Required task: Gather all lines containing the string "CLOSE" and copy them out.

Provided information:
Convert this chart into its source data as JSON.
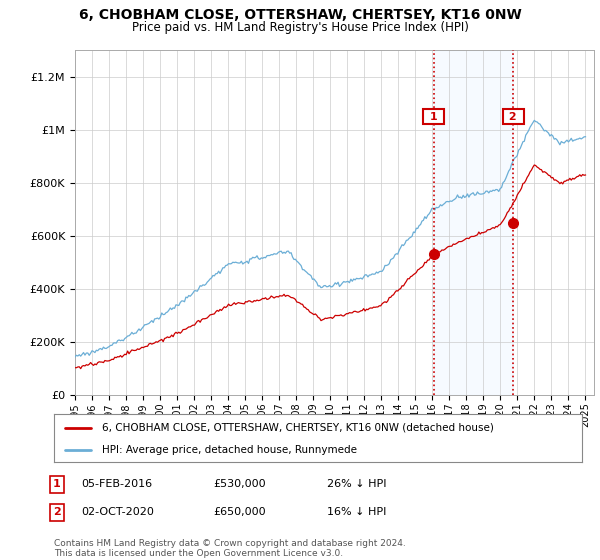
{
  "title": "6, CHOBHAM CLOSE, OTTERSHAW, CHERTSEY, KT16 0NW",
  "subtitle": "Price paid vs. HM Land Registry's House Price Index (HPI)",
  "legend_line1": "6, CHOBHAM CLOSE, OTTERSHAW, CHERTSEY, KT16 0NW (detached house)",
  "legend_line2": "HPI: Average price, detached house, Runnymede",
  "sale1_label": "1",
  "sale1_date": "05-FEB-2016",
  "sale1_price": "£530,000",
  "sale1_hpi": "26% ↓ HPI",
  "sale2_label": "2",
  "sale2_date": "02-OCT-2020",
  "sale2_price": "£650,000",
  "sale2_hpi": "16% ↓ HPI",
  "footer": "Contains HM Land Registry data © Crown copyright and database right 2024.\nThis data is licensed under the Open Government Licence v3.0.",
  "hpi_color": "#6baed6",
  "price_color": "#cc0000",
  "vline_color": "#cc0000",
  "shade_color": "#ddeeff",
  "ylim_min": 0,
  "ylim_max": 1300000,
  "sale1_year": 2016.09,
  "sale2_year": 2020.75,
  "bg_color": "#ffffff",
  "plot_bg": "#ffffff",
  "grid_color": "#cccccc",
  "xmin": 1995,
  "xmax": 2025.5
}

...

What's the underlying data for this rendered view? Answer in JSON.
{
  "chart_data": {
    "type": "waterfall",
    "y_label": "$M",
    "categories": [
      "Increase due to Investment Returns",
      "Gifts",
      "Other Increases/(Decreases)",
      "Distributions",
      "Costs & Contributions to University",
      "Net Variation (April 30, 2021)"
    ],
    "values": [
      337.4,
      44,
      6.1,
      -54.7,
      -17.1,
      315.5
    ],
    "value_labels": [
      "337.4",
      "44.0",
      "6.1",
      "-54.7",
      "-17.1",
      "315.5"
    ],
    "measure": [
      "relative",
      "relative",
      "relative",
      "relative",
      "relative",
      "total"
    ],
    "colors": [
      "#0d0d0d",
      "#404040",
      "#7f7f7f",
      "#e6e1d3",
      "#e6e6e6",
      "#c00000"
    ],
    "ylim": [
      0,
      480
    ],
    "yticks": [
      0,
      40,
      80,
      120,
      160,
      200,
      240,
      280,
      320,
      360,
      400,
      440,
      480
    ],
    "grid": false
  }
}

Answer in full:
  "title": "6, CHOBHAM CLOSE, OTTERSHAW, CHERTSEY, KT16 0NW",
  "legend_line1": "6, CHOBHAM CLOSE, OTTERSHAW, CHERTSEY, KT16 0NW (detached house)",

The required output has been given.